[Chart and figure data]
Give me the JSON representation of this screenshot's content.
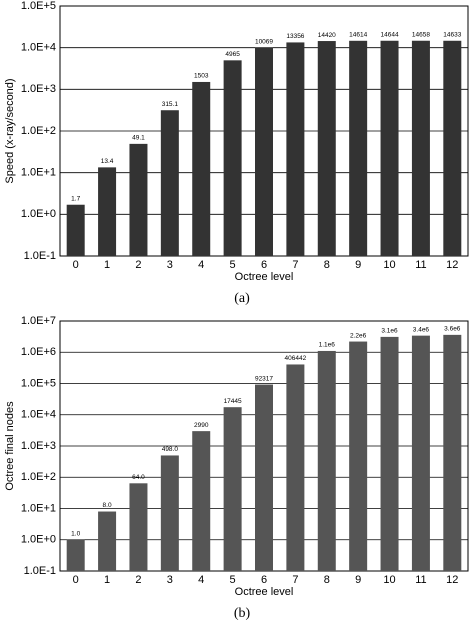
{
  "chart_data": [
    {
      "type": "bar",
      "yscale": "log",
      "grid": true,
      "color": "#333333",
      "ylabel": "Speed  (x-ray/second)",
      "xlabel": "Octree level",
      "caption": "(a)",
      "categories": [
        "0",
        "1",
        "2",
        "3",
        "4",
        "5",
        "6",
        "7",
        "8",
        "9",
        "10",
        "11",
        "12"
      ],
      "values": [
        1.7,
        13.4,
        49.1,
        315.1,
        1503,
        4965,
        10069,
        13356,
        14420,
        14614,
        14644,
        14658,
        14633
      ],
      "ylim": [
        0.1,
        100000
      ],
      "yticks": [
        {
          "value": 0.1,
          "label": "1.0E-1"
        },
        {
          "value": 1,
          "label": "1.0E+0"
        },
        {
          "value": 10,
          "label": "1.0E+1"
        },
        {
          "value": 100,
          "label": "1.0E+2"
        },
        {
          "value": 1000,
          "label": "1.0E+3"
        },
        {
          "value": 10000,
          "label": "1.0E+4"
        },
        {
          "value": 100000,
          "label": "1.0E+5"
        }
      ]
    },
    {
      "type": "bar",
      "yscale": "log",
      "grid": true,
      "color": "#555555",
      "ylabel": "Octree final nodes",
      "xlabel": "Octree level",
      "caption": "(b)",
      "categories": [
        "0",
        "1",
        "2",
        "3",
        "4",
        "5",
        "6",
        "7",
        "8",
        "9",
        "10",
        "11",
        "12"
      ],
      "values": [
        1,
        8,
        64,
        498,
        2990,
        17445,
        92317,
        406442,
        1100000,
        2200000,
        3100000,
        3400000,
        3600000
      ],
      "value_labels": [
        "1.0",
        "8.0",
        "64.0",
        "498.0",
        "2990",
        "17445",
        "92317",
        "406442",
        "1.1e6",
        "2.2e6",
        "3.1e6",
        "3.4e6",
        "3.6e6"
      ],
      "ylim": [
        0.1,
        10000000
      ],
      "yticks": [
        {
          "value": 0.1,
          "label": "1.0E-1"
        },
        {
          "value": 1,
          "label": "1.0E+0"
        },
        {
          "value": 10,
          "label": "1.0E+1"
        },
        {
          "value": 100,
          "label": "1.0E+2"
        },
        {
          "value": 1000,
          "label": "1.0E+3"
        },
        {
          "value": 10000,
          "label": "1.0E+4"
        },
        {
          "value": 100000,
          "label": "1.0E+5"
        },
        {
          "value": 1000000,
          "label": "1.0E+6"
        },
        {
          "value": 10000000,
          "label": "1.0E+7"
        }
      ]
    }
  ]
}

* [Request]: Copy every single line of the material above that holds "ylabel".

* [Response to the exercise]:
      "ylabel": "Speed  (x-ray/second)",
      "ylabel": "Octree final nodes",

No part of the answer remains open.